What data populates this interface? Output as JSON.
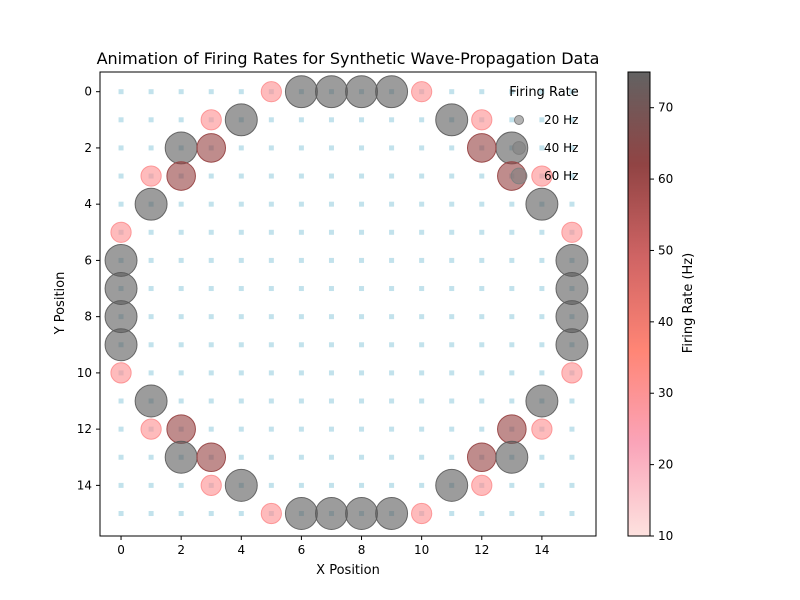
{
  "chart_data": {
    "type": "scatter",
    "title": "Animation of Firing Rates for Synthetic Wave-Propagation Data",
    "xlabel": "X Position",
    "ylabel": "Y Position",
    "xlim": [
      -0.7,
      15.8
    ],
    "ylim": [
      15.8,
      -0.7
    ],
    "y_inverted": true,
    "x_ticks": [
      "0",
      "2",
      "4",
      "6",
      "8",
      "10",
      "12",
      "14"
    ],
    "y_ticks": [
      "0",
      "2",
      "4",
      "6",
      "8",
      "10",
      "12",
      "14"
    ],
    "background_grid": {
      "x_range": [
        0,
        15
      ],
      "y_range": [
        0,
        15
      ],
      "color": "#add8e6",
      "marker": "square"
    },
    "colormap": [
      "#fde0dd",
      "#fa9fb5",
      "#ff7f6e",
      "#cd5c5c",
      "#8b3a3a",
      "#5a5a5a"
    ],
    "point_alpha": 0.6,
    "points": [
      {
        "x": 6,
        "y": 0,
        "rate": 75
      },
      {
        "x": 7,
        "y": 0,
        "rate": 75
      },
      {
        "x": 8,
        "y": 0,
        "rate": 75
      },
      {
        "x": 9,
        "y": 0,
        "rate": 75
      },
      {
        "x": 5,
        "y": 0,
        "rate": 30
      },
      {
        "x": 10,
        "y": 0,
        "rate": 30
      },
      {
        "x": 4,
        "y": 1,
        "rate": 75
      },
      {
        "x": 11,
        "y": 1,
        "rate": 75
      },
      {
        "x": 3,
        "y": 1,
        "rate": 30
      },
      {
        "x": 12,
        "y": 1,
        "rate": 30
      },
      {
        "x": 2,
        "y": 2,
        "rate": 75
      },
      {
        "x": 13,
        "y": 2,
        "rate": 75
      },
      {
        "x": 3,
        "y": 2,
        "rate": 60
      },
      {
        "x": 12,
        "y": 2,
        "rate": 60
      },
      {
        "x": 1,
        "y": 3,
        "rate": 30
      },
      {
        "x": 2,
        "y": 3,
        "rate": 60
      },
      {
        "x": 13,
        "y": 3,
        "rate": 60
      },
      {
        "x": 14,
        "y": 3,
        "rate": 30
      },
      {
        "x": 1,
        "y": 4,
        "rate": 75
      },
      {
        "x": 14,
        "y": 4,
        "rate": 75
      },
      {
        "x": 0,
        "y": 5,
        "rate": 30
      },
      {
        "x": 15,
        "y": 5,
        "rate": 30
      },
      {
        "x": 0,
        "y": 6,
        "rate": 75
      },
      {
        "x": 15,
        "y": 6,
        "rate": 75
      },
      {
        "x": 0,
        "y": 7,
        "rate": 75
      },
      {
        "x": 15,
        "y": 7,
        "rate": 75
      },
      {
        "x": 0,
        "y": 8,
        "rate": 75
      },
      {
        "x": 15,
        "y": 8,
        "rate": 75
      },
      {
        "x": 0,
        "y": 9,
        "rate": 75
      },
      {
        "x": 15,
        "y": 9,
        "rate": 75
      },
      {
        "x": 0,
        "y": 10,
        "rate": 30
      },
      {
        "x": 15,
        "y": 10,
        "rate": 30
      },
      {
        "x": 1,
        "y": 11,
        "rate": 75
      },
      {
        "x": 14,
        "y": 11,
        "rate": 75
      },
      {
        "x": 1,
        "y": 12,
        "rate": 30
      },
      {
        "x": 2,
        "y": 12,
        "rate": 60
      },
      {
        "x": 13,
        "y": 12,
        "rate": 60
      },
      {
        "x": 14,
        "y": 12,
        "rate": 30
      },
      {
        "x": 2,
        "y": 13,
        "rate": 75
      },
      {
        "x": 3,
        "y": 13,
        "rate": 60
      },
      {
        "x": 12,
        "y": 13,
        "rate": 60
      },
      {
        "x": 13,
        "y": 13,
        "rate": 75
      },
      {
        "x": 4,
        "y": 14,
        "rate": 75
      },
      {
        "x": 11,
        "y": 14,
        "rate": 75
      },
      {
        "x": 3,
        "y": 14,
        "rate": 30
      },
      {
        "x": 12,
        "y": 14,
        "rate": 30
      },
      {
        "x": 6,
        "y": 15,
        "rate": 75
      },
      {
        "x": 7,
        "y": 15,
        "rate": 75
      },
      {
        "x": 8,
        "y": 15,
        "rate": 75
      },
      {
        "x": 9,
        "y": 15,
        "rate": 75
      },
      {
        "x": 5,
        "y": 15,
        "rate": 30
      },
      {
        "x": 10,
        "y": 15,
        "rate": 30
      }
    ],
    "legend": {
      "title": "Firing Rate",
      "placement": "top-right",
      "entries": [
        {
          "label": "20 Hz",
          "rate": 20
        },
        {
          "label": "40 Hz",
          "rate": 40
        },
        {
          "label": "60 Hz",
          "rate": 60
        }
      ]
    },
    "colorbar": {
      "label": "Firing Rate (Hz)",
      "range": [
        10,
        75
      ],
      "ticks": [
        "10",
        "20",
        "30",
        "40",
        "50",
        "60",
        "70"
      ],
      "tick_values": [
        10,
        20,
        30,
        40,
        50,
        60,
        70
      ]
    }
  }
}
----------------
* What to work on
Report each line of the material above where the word "Position" appears.

* Exercise output
    "xlabel": "X Position",
    "ylabel": "Y Position",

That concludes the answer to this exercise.